GIVEN TASK »
Word for word, quote all of the material, omitting the pictures.
* Begin EXERCISE MATERIAL *
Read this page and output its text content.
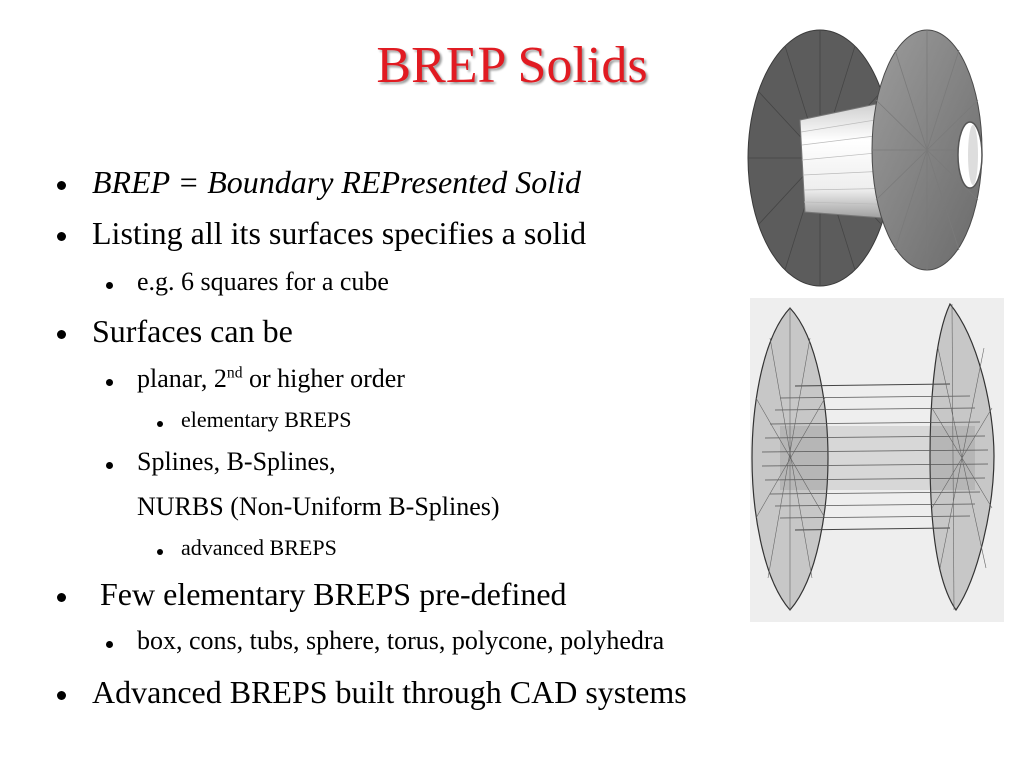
BREP Solids
BREP = Boundary REPresented Solid
Listing all its surfaces specifies a solid
e.g. 6 squares for a cube
Surfaces can be
planar, 2nd or higher order
elementary BREPS
Splines, B-Splines,
NURBS (Non-Uniform B-Splines)
advanced BREPS
Few elementary BREPS pre-defined
box, cons, tubs, sphere, torus, polycone, polyhedra
Advanced BREPS built through CAD systems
* End EXERCISE MATERIAL *
RESULT BELOW »
Read this page and output its text content.
BREP Solids
BREP = Boundary REPresented Solid
Listing all its surfaces specifies a solid
e.g. 6 squares for a cube
Surfaces can be
planar, 2nd or higher order
elementary BREPS
Splines, B-Splines,
NURBS (Non-Uniform B-Splines)
advanced BREPS
Few elementary BREPS pre-defined
box, cons, tubs, sphere, torus, polycone, polyhedra
Advanced BREPS built through CAD systems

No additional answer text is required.